- Material for this exercise

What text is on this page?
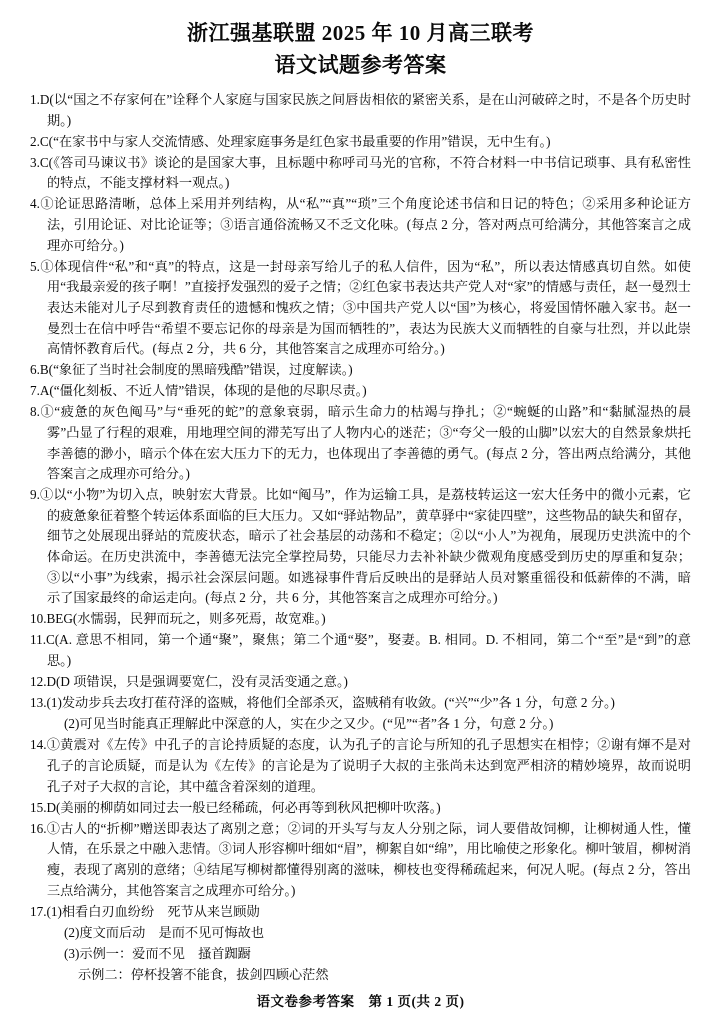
浙江强基联盟 2025 年 10 月高三联考
语文试题参考答案

1.D(以“国之不存家何在”诠释个人家庭与国家民族之间唇齿相依的紧密关系，是在山河破碎之时，不是各个历史时期。)

2.C(“在家书中与家人交流情感、处理家庭事务是红色家书最重要的作用”错误，无中生有。)

3.C(《答司马谏议书》谈论的是国家大事，且标题中称呼司马光的官称，不符合材料一中书信记琐事、具有私密性的特点，不能支撑材料一观点。)

4.①论证思路清晰，总体上采用并列结构，从“私”“真”“琐”三个角度论述书信和日记的特色；②采用多种论证方法，引用论证、对比论证等；③语言通俗流畅又不乏文化味。(每点 2 分，答对两点可给满分，其他答案言之成理亦可给分。)

5.①体现信件“私”和“真”的特点，这是一封母亲写给儿子的私人信件，因为“私”，所以表达情感真切自然。如使用“我最亲爱的孩子啊！”直接抒发强烈的爱子之情；②红色家书表达共产党人对“家”的情感与责任，赵一曼烈士表达未能对儿子尽到教育责任的遗憾和愧疚之情；③中国共产党人以“国”为核心，将爱国情怀融入家书。赵一曼烈士在信中呼告“希望不要忘记你的母亲是为国而牺牲的”，表达为民族大义而牺牲的自豪与壮烈，并以此崇高情怀教育后代。(每点 2 分，共 6 分，其他答案言之成理亦可给分。)

6.B(“象征了当时社会制度的黑暗残酷”错误，过度解读。)

7.A(“僵化刻板、不近人情”错误，体现的是他的尽职尽责。)

8.①“疲惫的灰色阄马”与“垂死的蛇”的意象衰弱，暗示生命力的枯竭与挣扎；②“蜿蜒的山路”和“黏腻湿热的晨雾”凸显了行程的艰难，用地理空间的滞芜写出了人物内心的迷茫；③“夸父一般的山脚”以宏大的自然景象烘托李善德的渺小，暗示个体在宏大压力下的无力，也体现出了李善德的勇气。(每点 2 分，答出两点给满分，其他答案言之成理亦可给分。)

9.①以“小物”为切入点，映射宏大背景。比如“阄马”，作为运输工具，是荔枝转运这一宏大任务中的微小元素，它的疲惫象征着整个转运体系面临的巨大压力。又如“驿站物品”，黄草驿中“家徒四壁”，这些物品的缺失和留存，细节之处展现出驿站的荒废状态，暗示了社会基层的动荡和不稳定；②以“小人”为视角，展现历史洪流中的个体命运。在历史洪流中，李善德无法完全掌控局势，只能尽力去补补缺少微观角度感受到历史的厚重和复杂；③以“小事”为线索，揭示社会深层问题。如逃禄事件背后反映出的是驿站人员对繁重徭役和低薪俸的不满，暗示了国家最终的命运走向。(每点 2 分，共 6 分，其他答案言之成理亦可给分。)

10.BEG(水懦弱，民狎而玩之，则多死焉，故宽难。)

11.C(A. 意思不相同，第一个通“聚”，聚焦；第二个通“娶”，娶妻。B. 相同。D. 不相同，第二个“至”是“到”的意思。)

12.D(D 项错误，只是强调要宽仁，没有灵活变通之意。)

13.(1)发动步兵去攻打萑苻泽的盗贼，将他们全部杀灭，盗贼稍有收敛。(“兴”“少”各 1 分，句意 2 分。)

(2)可见当时能真正理解此中深意的人，实在少之又少。(“见”“者”各 1 分，句意 2 分。)

14.①黄震对《左传》中孔子的言论持质疑的态度，认为孔子的言论与所知的孔子思想实在相悖；②谢有煇不是对孔子的言论质疑，而是认为《左传》的言论是为了说明子大叔的主张尚未达到宽严相济的精妙境界，故而说明孔子对子大叔的言论，其中蕴含着深刻的道理。

15.D(美丽的柳荫如同过去一般已经稀疏，何必再等到秋风把柳叶吹落。)

16.①古人的“折柳”赠送即表达了离别之意；②词的开头写与友人分别之际，词人要借故饲柳，让柳树通人性，懂人情，在乐景之中融入悲情。③词人形容柳叶细如“眉”，柳絮自如“绵”，用比喻使之形象化。柳叶皱眉，柳树消瘦，表现了离别的意绪；④结尾写柳树都懂得别离的滋味，柳枝也变得稀疏起来，何况人呢。(每点 2 分，答出三点给满分，其他答案言之成理亦可给分。)

17.(1)相看白刃血纷纷　死节从来岂顾勋

(2)度文而后动　是而不见可悔故也

(3)示例一：爱而不见　搔首踟蹰

示例二：停杯投箸不能食，拔剑四顾心茫然

语文卷参考答案　第 1 页(共 2 页)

- Exercise task
All of the material above is to be copied exactly, except for its images.

- The solution
What text is on this page?
浙江强基联盟 2025 年 10 月高三联考
语文试题参考答案

1.D(以“国之不存家何在”诠释个人家庭与国家民族之间唇齿相依的紧密关系，是在山河破碎之时，不是各个历史时期。)

2.C(“在家书中与家人交流情感、处理家庭事务是红色家书最重要的作用”错误，无中生有。)

3.C(《答司马谏议书》谈论的是国家大事，且标题中称呼司马光的官称，不符合材料一中书信记琐事、具有私密性的特点，不能支撑材料一观点。)

4.①论证思路清晰，总体上采用并列结构，从“私”“真”“琐”三个角度论述书信和日记的特色；②采用多种论证方法，引用论证、对比论证等；③语言通俗流畅又不乏文化味。(每点 2 分，答对两点可给满分，其他答案言之成理亦可给分。)

5.①体现信件“私”和“真”的特点，这是一封母亲写给儿子的私人信件，因为“私”，所以表达情感真切自然。如使用“我最亲爱的孩子啊！”直接抒发强烈的爱子之情；②红色家书表达共产党人对“家”的情感与责任，赵一曼烈士表达未能对儿子尽到教育责任的遗憾和愧疚之情；③中国共产党人以“国”为核心，将爱国情怀融入家书。赵一曼烈士在信中呼告“希望不要忘记你的母亲是为国而牺牲的”，表达为民族大义而牺牲的自豪与壮烈，并以此崇高情怀教育后代。(每点 2 分，共 6 分，其他答案言之成理亦可给分。)

6.B(“象征了当时社会制度的黑暗残酷”错误，过度解读。)

7.A(“僵化刻板、不近人情”错误，体现的是他的尽职尽责。)

8.①“疲惫的灰色阄马”与“垂死的蛇”的意象衰弱，暗示生命力的枯竭与挣扎；②“蜿蜒的山路”和“黏腻湿热的晨雾”凸显了行程的艰难，用地理空间的滞芜写出了人物内心的迷茫；③“夸父一般的山脚”以宏大的自然景象烘托李善德的渺小，暗示个体在宏大压力下的无力，也体现出了李善德的勇气。(每点 2 分，答出两点给满分，其他答案言之成理亦可给分。)

9.①以“小物”为切入点，映射宏大背景。比如“阄马”，作为运输工具，是荔枝转运这一宏大任务中的微小元素，它的疲惫象征着整个转运体系面临的巨大压力。又如“驿站物品”，黄草驿中“家徒四壁”，这些物品的缺失和留存，细节之处展现出驿站的荒废状态，暗示了社会基层的动荡和不稳定；②以“小人”为视角，展现历史洪流中的个体命运。在历史洪流中，李善德无法完全掌控局势，只能尽力去补补缺少微观角度感受到历史的厚重和复杂；③以“小事”为线索，揭示社会深层问题。如逃禄事件背后反映出的是驿站人员对繁重徭役和低薪俸的不满，暗示了国家最终的命运走向。(每点 2 分，共 6 分，其他答案言之成理亦可给分。)

10.BEG(水懦弱，民狎而玩之，则多死焉，故宽难。)

11.C(A. 意思不相同，第一个通“聚”，聚焦；第二个通“娶”，娶妻。B. 相同。D. 不相同，第二个“至”是“到”的意思。)

12.D(D 项错误，只是强调要宽仁，没有灵活变通之意。)

13.(1)发动步兵去攻打萑苻泽的盗贼，将他们全部杀灭，盗贼稍有收敛。(“兴”“少”各 1 分，句意 2 分。)

(2)可见当时能真正理解此中深意的人，实在少之又少。(“见”“者”各 1 分，句意 2 分。)

14.①黄震对《左传》中孔子的言论持质疑的态度，认为孔子的言论与所知的孔子思想实在相悖；②谢有煇不是对孔子的言论质疑，而是认为《左传》的言论是为了说明子大叔的主张尚未达到宽严相济的精妙境界，故而说明孔子对子大叔的言论，其中蕴含着深刻的道理。

15.D(美丽的柳荫如同过去一般已经稀疏，何必再等到秋风把柳叶吹落。)

16.①古人的“折柳”赠送即表达了离别之意；②词的开头写与友人分别之际，词人要借故饲柳，让柳树通人性，懂人情，在乐景之中融入悲情。③词人形容柳叶细如“眉”，柳絮自如“绵”，用比喻使之形象化。柳叶皱眉，柳树消瘦，表现了离别的意绪；④结尾写柳树都懂得别离的滋味，柳枝也变得稀疏起来，何况人呢。(每点 2 分，答出三点给满分，其他答案言之成理亦可给分。)

17.(1)相看白刃血纷纷　死节从来岂顾勋

(2)度文而后动　是而不见可悔故也

(3)示例一：爱而不见　搔首踟蹰

示例二：停杯投箸不能食，拔剑四顾心茫然

语文卷参考答案　第 1 页(共 2 页)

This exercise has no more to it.